Collected data:

◆ ◆ ◆ ◆

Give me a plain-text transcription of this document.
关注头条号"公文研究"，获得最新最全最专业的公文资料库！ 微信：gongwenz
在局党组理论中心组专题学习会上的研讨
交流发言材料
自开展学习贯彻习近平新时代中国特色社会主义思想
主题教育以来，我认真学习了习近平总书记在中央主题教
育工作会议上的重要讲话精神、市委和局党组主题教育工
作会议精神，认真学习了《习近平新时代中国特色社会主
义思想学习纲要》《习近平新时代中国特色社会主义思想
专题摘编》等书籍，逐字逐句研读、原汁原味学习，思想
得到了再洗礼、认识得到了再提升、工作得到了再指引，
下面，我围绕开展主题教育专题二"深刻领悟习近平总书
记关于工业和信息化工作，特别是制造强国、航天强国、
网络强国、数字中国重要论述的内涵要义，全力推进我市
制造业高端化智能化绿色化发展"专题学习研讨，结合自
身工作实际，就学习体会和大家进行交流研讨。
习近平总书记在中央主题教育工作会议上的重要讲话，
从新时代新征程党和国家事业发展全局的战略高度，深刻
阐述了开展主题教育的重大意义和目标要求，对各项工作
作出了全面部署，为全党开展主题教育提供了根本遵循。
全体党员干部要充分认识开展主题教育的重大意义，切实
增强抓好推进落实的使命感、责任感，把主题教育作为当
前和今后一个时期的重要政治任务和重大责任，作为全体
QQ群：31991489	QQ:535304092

◆ ◆ ◆ ◆

**WORK INSTRUCTIONS:** Retype the records that precede this task, keeping them exactly the same.

**FINAL RESULT:**
Give me a plain-text transcription of this document.
关注头条号"公文研究"，获得最新最全最专业的公文资料库！ 微信：gongwenz
在局党组理论中心组专题学习会上的研讨
交流发言材料
自开展学习贯彻习近平新时代中国特色社会主义思想
主题教育以来，我认真学习了习近平总书记在中央主题教
育工作会议上的重要讲话精神、市委和局党组主题教育工
作会议精神，认真学习了《习近平新时代中国特色社会主
义思想学习纲要》《习近平新时代中国特色社会主义思想
专题摘编》等书籍，逐字逐句研读、原汁原味学习，思想
得到了再洗礼、认识得到了再提升、工作得到了再指引，
下面，我围绕开展主题教育专题二"深刻领悟习近平总书
记关于工业和信息化工作，特别是制造强国、航天强国、
网络强国、数字中国重要论述的内涵要义，全力推进我市
制造业高端化智能化绿色化发展"专题学习研讨，结合自
身工作实际，就学习体会和大家进行交流研讨。
习近平总书记在中央主题教育工作会议上的重要讲话，
从新时代新征程党和国家事业发展全局的战略高度，深刻
阐述了开展主题教育的重大意义和目标要求，对各项工作
作出了全面部署，为全党开展主题教育提供了根本遵循。
全体党员干部要充分认识开展主题教育的重大意义，切实
增强抓好推进落实的使命感、责任感，把主题教育作为当
前和今后一个时期的重要政治任务和重大责任，作为全体
QQ群：31991489	QQ:535304092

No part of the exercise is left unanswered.